JOBS |
1. According to the HEC-RAS model description, why is the marching structure of the computational algorithm not violated when the bridges are modeled?
2. Rewrite the records from their start through the line containing "x-tick-label: EC [448,376,469,393]", substituting "column" for every "bar" and keeping everything else the same.

[begin QUOTED PASSAGE]

The model prepared by means of HEC-RAS software is composed of 26 standard cross-sections. The total length of the reach is over 7500 m. The average distance between cross-sections is about 40 m. The cross-sections are imported from the HEC-GeoRAS toolbox implemented in ArcGIS. This toolbox is described below. Each cross-section consists of the main channel, as well as left and right floodplains. In the standard model there are also two bridges located in the town of Wronki (Figure 2). The bridges inserted into the computational model in HEC-RAS are presented in Figure 5. The basis for bridge setups are measurements made by the IMGW team in the framework of the ISOK project. In both cases the standard approach implemented in HEC-RAS is used. The basic relationship used is the energy equation. In steady flow computations, it permits the determination of headwater elevation on the basis of discharge and tailwater level. Hence, the marching structure of the computational algorithm is not violated.

Figure 4. Methodological scheme explaining the steps in the assessment of the impact of a new bridge on the flood hazard.

Figure 4. Methodological scheme explaining the steps in the assessment of the impact of a new bridge on the flood hazard.

[end QUOTED PASSAGE]
[begin INFORMATION SUPPLIED]

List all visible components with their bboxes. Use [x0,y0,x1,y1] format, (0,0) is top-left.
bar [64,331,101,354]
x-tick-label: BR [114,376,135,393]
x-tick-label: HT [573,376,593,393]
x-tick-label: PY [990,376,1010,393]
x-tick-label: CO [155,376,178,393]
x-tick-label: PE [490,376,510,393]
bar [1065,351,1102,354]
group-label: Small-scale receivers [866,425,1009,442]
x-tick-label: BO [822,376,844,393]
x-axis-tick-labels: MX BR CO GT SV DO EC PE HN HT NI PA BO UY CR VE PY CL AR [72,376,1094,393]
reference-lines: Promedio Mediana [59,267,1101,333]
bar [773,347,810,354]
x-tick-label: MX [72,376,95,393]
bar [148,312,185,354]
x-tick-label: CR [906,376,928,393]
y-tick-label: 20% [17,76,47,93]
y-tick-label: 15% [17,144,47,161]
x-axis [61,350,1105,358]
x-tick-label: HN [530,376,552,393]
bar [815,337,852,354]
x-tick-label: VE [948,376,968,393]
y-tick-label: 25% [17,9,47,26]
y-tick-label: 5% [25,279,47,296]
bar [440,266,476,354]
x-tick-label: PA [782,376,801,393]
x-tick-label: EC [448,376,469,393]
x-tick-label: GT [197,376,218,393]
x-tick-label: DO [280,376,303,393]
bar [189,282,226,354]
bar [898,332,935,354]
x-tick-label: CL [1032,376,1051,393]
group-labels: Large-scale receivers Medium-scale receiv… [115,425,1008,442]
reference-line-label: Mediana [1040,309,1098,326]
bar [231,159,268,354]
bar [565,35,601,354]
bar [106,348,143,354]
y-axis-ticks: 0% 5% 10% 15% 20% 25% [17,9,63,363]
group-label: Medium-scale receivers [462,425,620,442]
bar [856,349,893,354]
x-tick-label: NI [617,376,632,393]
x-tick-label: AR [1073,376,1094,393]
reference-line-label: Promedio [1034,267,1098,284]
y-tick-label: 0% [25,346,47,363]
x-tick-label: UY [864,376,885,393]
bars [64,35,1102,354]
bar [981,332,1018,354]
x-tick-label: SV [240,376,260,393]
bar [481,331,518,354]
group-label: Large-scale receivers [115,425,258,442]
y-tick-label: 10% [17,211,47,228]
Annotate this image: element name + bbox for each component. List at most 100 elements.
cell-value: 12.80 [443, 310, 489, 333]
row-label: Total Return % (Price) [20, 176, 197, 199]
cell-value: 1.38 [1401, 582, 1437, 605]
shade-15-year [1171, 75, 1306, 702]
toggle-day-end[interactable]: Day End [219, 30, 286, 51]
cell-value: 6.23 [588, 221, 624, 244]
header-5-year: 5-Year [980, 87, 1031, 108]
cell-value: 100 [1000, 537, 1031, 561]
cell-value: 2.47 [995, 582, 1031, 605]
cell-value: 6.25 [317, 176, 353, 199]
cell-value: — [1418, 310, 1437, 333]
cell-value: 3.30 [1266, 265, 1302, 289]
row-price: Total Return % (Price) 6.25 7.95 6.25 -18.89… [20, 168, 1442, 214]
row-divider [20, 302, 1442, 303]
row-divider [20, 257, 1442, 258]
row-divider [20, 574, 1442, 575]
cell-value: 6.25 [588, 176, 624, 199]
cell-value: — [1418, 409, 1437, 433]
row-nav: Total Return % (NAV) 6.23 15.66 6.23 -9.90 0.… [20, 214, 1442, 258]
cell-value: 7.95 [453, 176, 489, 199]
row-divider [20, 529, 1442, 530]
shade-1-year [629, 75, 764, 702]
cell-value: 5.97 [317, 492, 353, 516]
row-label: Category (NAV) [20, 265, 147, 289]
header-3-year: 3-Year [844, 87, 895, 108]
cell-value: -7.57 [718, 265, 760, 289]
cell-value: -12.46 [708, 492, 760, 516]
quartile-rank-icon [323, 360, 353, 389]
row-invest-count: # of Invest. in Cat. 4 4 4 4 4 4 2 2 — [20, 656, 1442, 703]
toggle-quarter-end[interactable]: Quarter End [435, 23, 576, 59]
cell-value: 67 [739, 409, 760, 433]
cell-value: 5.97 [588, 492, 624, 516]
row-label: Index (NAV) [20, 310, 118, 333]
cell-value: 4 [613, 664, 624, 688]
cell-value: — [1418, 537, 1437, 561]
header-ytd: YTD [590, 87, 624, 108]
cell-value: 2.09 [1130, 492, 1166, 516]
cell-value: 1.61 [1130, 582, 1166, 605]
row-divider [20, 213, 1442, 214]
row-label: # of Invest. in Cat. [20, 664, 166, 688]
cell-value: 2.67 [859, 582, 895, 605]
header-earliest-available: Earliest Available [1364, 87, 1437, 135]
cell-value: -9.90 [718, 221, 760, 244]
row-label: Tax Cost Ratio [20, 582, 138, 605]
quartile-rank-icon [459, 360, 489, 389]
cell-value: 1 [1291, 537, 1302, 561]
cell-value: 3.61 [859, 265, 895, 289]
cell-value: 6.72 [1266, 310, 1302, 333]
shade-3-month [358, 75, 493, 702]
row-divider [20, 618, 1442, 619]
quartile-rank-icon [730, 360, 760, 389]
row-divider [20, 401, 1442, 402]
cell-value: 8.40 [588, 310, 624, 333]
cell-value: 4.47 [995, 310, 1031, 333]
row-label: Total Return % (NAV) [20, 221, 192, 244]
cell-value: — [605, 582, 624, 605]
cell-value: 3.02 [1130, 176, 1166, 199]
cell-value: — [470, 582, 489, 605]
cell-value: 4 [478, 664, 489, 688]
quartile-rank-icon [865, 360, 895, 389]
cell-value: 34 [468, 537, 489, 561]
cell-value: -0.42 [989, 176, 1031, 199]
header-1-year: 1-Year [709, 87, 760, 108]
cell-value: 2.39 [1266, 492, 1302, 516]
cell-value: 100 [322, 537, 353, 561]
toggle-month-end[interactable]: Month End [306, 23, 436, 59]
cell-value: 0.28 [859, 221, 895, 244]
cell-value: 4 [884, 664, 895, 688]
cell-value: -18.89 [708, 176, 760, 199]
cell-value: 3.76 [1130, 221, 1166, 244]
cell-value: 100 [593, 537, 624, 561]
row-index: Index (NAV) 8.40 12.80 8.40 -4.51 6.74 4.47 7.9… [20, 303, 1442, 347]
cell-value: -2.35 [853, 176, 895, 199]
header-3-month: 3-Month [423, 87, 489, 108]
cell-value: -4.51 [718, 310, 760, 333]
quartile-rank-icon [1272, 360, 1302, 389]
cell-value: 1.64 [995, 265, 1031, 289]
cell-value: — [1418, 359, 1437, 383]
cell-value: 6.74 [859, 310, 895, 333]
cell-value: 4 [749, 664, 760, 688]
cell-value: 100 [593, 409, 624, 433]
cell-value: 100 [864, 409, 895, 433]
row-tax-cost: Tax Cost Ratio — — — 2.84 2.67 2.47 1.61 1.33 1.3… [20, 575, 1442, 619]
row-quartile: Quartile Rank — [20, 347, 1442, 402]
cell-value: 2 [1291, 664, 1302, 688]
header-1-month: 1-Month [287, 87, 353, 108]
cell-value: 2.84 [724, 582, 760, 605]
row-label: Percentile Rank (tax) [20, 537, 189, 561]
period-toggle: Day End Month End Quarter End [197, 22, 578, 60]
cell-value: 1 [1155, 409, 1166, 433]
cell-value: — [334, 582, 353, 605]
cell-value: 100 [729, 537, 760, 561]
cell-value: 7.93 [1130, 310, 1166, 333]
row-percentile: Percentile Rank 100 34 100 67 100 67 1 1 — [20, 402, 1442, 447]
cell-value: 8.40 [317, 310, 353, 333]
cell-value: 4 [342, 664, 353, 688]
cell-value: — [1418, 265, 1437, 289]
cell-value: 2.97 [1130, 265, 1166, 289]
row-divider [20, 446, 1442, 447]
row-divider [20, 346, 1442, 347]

[end INFORMATION SUPPLIED]

SOLVED PROBLEMS |
1. The bridges are modeled with the energy equation. In steady flow computations, it allows the headwater elevation to be determined from the discharge and the tailwater level, so the marching structure of the algorithm is not violated.

2.
List all visible components with their bboxes. Use [x0,y0,x1,y1] format, (0,0) is top-left.
column [64,331,101,354]
x-tick-label: BR [114,376,135,393]
x-tick-label: HT [573,376,593,393]
x-tick-label: PY [990,376,1010,393]
x-tick-label: CO [155,376,178,393]
x-tick-label: PE [490,376,510,393]
column [1065,351,1102,354]
group-label: Small-scale receivers [866,425,1009,442]
x-tick-label: BO [822,376,844,393]
x-axis-tick-labels: MX BR CO GT SV DO EC PE HN HT NI PA BO UY CR VE PY CL AR [72,376,1094,393]
reference-lines: Promedio Mediana [59,267,1101,333]
column [773,347,810,354]
x-tick-label: MX [72,376,95,393]
column [148,312,185,354]
x-tick-label: CR [906,376,928,393]
y-tick-label: 20% [17,76,47,93]
y-tick-label: 15% [17,144,47,161]
x-axis [61,350,1105,358]
x-tick-label: HN [530,376,552,393]
column [815,337,852,354]
x-tick-label: VE [948,376,968,393]
y-tick-label: 25% [17,9,47,26]
y-tick-label: 5% [25,279,47,296]
column [440,266,476,354]
x-tick-label: PA [782,376,801,393]
x-tick-label: EC [448,376,469,393]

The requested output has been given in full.